Check each line of the listing for the word "title" and report how many lines contain it, giving nothing but the number.

## BEGIN Source material

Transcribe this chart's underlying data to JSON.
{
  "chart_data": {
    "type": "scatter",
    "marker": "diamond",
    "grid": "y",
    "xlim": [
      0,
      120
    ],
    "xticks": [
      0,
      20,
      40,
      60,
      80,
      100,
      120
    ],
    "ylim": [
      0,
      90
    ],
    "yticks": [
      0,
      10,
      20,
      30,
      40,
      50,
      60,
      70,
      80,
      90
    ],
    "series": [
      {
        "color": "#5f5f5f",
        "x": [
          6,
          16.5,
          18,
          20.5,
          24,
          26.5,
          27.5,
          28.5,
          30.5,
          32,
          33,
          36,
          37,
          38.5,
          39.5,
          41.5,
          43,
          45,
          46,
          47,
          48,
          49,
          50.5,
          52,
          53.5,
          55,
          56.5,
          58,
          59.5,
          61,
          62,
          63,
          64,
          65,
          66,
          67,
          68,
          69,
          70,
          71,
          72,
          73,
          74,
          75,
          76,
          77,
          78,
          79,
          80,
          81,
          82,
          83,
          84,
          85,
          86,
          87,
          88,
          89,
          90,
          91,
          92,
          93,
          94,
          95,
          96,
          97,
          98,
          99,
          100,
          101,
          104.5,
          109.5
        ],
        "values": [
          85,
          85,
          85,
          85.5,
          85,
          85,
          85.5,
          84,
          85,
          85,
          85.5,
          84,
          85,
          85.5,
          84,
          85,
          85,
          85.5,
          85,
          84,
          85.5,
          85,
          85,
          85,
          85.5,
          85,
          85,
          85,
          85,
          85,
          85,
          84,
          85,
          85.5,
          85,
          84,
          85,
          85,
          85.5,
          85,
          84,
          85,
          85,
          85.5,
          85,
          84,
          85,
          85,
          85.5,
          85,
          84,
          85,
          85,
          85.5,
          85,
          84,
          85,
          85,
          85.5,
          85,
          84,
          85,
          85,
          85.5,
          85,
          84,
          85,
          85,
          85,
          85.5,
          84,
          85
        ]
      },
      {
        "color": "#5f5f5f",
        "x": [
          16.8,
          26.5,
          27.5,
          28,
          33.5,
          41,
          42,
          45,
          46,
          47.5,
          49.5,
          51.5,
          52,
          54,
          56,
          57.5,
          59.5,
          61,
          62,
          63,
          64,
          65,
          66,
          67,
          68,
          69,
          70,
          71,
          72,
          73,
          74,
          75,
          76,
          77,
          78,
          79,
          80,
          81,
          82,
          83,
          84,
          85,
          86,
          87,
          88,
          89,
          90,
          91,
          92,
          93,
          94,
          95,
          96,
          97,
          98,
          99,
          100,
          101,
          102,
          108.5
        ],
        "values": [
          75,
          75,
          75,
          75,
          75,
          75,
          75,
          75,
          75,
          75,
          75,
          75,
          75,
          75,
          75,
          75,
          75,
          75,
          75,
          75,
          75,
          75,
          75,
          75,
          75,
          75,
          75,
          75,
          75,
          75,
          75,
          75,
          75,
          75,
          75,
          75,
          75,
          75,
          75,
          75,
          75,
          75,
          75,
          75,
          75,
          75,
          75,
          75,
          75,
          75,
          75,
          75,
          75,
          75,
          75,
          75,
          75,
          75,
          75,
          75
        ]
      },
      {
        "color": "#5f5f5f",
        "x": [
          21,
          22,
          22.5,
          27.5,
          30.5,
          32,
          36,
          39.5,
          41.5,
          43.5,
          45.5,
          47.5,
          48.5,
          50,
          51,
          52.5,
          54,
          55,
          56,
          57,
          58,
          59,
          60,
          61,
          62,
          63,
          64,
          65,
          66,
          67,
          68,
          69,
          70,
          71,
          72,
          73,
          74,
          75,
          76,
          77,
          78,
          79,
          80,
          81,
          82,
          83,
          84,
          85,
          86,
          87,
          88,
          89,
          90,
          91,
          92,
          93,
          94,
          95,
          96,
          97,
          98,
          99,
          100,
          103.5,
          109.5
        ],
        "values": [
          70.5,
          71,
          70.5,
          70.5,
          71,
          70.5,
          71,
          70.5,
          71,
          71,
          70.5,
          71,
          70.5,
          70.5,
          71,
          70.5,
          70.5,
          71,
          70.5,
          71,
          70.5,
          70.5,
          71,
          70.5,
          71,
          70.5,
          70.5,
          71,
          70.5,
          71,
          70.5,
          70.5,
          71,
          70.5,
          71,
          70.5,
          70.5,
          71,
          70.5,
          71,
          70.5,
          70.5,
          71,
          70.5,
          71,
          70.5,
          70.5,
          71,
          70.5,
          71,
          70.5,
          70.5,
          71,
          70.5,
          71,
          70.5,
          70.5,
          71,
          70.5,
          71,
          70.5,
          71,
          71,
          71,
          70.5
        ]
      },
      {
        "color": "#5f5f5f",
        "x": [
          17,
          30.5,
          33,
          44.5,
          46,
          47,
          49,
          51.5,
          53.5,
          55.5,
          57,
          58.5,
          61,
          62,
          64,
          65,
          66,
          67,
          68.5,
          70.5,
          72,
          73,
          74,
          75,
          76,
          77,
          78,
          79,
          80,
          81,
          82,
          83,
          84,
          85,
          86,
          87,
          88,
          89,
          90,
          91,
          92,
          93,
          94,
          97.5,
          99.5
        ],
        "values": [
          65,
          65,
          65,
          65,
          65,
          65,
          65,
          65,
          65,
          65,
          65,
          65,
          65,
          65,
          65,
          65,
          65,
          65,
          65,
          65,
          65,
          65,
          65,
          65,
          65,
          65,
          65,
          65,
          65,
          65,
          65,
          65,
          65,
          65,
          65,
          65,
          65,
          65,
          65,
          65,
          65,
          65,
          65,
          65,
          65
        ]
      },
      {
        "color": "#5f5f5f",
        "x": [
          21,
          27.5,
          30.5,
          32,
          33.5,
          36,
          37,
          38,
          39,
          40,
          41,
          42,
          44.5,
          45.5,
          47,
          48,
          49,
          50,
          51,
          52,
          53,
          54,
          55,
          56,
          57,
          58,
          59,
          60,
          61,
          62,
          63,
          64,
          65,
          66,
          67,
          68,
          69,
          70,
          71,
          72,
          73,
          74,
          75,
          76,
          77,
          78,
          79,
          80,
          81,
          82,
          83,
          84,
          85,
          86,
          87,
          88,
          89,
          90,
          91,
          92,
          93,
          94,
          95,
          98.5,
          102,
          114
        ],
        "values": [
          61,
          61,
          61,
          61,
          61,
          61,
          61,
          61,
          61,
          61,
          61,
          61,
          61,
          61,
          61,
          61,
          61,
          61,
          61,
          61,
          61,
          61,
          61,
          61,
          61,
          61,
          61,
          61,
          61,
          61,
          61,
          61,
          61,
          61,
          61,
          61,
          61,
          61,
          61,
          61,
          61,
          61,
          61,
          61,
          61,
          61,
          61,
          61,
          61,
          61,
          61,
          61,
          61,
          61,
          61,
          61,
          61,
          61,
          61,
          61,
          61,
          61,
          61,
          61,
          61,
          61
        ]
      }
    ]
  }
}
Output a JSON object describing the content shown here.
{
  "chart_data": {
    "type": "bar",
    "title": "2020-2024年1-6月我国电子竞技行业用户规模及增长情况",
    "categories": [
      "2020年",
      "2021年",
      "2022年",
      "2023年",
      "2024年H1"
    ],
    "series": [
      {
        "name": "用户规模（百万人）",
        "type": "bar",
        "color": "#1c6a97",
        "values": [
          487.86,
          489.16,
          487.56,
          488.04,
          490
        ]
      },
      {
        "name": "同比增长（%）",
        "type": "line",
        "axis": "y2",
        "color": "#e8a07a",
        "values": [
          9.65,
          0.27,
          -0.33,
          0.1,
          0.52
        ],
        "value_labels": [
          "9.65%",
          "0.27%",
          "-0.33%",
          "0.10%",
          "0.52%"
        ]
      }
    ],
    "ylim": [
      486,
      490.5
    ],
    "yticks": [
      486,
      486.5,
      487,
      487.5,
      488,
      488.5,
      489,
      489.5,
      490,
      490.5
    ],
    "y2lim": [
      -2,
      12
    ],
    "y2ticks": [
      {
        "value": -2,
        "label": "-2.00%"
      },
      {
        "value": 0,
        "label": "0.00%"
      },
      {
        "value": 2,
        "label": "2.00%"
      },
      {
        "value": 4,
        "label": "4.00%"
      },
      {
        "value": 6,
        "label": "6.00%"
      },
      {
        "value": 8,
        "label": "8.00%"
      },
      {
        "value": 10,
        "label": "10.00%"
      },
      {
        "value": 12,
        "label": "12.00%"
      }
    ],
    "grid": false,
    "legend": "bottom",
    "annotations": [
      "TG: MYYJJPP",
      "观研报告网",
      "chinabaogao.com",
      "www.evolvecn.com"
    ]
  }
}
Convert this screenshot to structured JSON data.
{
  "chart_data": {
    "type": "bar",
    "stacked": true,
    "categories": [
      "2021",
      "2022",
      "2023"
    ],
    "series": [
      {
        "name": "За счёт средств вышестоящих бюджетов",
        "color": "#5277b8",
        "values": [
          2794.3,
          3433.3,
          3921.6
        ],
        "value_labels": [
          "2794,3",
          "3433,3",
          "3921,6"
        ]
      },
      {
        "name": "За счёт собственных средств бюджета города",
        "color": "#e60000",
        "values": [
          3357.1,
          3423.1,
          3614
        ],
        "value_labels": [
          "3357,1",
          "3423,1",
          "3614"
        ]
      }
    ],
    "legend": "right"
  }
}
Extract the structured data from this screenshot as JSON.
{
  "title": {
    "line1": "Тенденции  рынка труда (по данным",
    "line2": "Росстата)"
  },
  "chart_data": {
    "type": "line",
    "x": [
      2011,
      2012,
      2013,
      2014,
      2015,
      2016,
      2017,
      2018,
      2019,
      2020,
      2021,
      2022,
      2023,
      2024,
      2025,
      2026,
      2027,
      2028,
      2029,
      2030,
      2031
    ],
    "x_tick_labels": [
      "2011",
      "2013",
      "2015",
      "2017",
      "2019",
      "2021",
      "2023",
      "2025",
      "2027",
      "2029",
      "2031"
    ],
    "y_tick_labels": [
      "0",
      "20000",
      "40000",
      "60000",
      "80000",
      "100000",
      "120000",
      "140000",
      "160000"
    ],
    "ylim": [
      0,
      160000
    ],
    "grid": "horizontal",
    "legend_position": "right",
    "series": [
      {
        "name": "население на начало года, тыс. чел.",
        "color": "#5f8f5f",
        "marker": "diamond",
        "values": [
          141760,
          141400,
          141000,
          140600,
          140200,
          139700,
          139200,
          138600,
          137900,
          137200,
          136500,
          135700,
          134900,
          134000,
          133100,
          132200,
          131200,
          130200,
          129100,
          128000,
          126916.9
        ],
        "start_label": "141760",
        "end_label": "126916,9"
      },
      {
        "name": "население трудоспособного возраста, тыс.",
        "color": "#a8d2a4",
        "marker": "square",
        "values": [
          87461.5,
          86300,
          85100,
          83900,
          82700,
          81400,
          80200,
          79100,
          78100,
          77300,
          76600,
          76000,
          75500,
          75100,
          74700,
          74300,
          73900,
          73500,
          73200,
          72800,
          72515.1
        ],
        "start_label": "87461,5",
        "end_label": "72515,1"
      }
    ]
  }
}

## END Source material

Answer to the problem: 2